# Start of Data in this exercise

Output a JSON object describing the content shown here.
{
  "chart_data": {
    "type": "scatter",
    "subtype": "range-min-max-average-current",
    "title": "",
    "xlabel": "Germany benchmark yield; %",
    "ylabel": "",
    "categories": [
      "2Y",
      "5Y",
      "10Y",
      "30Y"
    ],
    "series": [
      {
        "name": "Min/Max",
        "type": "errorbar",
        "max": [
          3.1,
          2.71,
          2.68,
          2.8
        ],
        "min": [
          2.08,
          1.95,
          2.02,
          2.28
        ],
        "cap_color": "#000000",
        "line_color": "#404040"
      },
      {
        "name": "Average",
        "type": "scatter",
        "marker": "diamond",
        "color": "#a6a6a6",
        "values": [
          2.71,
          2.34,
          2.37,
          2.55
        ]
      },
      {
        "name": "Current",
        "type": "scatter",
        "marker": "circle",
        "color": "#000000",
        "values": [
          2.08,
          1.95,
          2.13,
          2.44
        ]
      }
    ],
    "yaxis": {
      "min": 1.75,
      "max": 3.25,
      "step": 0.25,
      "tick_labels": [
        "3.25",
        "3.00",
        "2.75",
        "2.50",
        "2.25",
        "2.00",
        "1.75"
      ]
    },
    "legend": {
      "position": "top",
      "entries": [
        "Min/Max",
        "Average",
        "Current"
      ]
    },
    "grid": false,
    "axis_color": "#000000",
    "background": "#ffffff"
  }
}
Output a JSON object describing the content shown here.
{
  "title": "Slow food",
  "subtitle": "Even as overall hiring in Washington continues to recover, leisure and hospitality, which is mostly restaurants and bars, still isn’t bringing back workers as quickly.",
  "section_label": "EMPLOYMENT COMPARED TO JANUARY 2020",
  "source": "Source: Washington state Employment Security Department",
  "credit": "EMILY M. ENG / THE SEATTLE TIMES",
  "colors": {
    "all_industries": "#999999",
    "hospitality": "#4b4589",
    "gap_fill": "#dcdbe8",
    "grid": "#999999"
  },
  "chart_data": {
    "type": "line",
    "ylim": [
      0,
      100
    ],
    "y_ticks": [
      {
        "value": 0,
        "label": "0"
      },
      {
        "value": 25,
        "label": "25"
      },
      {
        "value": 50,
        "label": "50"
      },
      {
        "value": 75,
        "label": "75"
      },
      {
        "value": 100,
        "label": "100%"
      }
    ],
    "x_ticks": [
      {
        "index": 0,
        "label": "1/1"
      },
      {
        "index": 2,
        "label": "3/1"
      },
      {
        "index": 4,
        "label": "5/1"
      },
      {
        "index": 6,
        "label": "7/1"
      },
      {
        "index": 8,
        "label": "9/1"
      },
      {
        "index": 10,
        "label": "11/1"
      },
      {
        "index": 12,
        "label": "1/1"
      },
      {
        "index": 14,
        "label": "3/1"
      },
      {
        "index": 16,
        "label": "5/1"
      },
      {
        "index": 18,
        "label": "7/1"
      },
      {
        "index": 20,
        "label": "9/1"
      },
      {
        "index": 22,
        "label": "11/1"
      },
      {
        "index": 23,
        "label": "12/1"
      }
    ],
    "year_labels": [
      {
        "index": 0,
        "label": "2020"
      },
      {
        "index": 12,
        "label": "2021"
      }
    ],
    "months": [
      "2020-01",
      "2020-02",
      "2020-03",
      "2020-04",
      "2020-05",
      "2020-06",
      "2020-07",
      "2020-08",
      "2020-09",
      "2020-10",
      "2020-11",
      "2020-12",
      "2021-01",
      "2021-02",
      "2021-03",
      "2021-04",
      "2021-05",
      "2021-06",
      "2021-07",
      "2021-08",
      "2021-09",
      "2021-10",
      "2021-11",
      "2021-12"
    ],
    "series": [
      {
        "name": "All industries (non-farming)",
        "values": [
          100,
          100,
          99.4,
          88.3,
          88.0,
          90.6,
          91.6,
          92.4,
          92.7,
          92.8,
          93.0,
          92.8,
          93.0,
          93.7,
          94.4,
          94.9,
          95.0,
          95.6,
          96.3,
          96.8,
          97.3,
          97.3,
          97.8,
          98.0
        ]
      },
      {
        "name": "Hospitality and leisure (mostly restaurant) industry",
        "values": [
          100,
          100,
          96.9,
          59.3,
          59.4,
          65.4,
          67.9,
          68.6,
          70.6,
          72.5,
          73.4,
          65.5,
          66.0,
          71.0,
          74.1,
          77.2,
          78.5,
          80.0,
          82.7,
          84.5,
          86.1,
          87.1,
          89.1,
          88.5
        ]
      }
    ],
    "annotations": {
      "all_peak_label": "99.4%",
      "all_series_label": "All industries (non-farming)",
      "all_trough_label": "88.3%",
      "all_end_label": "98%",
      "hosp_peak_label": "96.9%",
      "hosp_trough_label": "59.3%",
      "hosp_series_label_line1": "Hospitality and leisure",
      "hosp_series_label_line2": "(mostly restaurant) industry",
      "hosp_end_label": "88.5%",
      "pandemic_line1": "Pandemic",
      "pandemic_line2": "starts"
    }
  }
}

# End of Data in this exercise

Problem requirements: Identify every line above with the string "industry" in it. Copy those lines.

Task solution:
        "name": "Hospitality and leisure (mostly restaurant) industry",
      "hosp_series_label_line2": "(mostly restaurant) industry",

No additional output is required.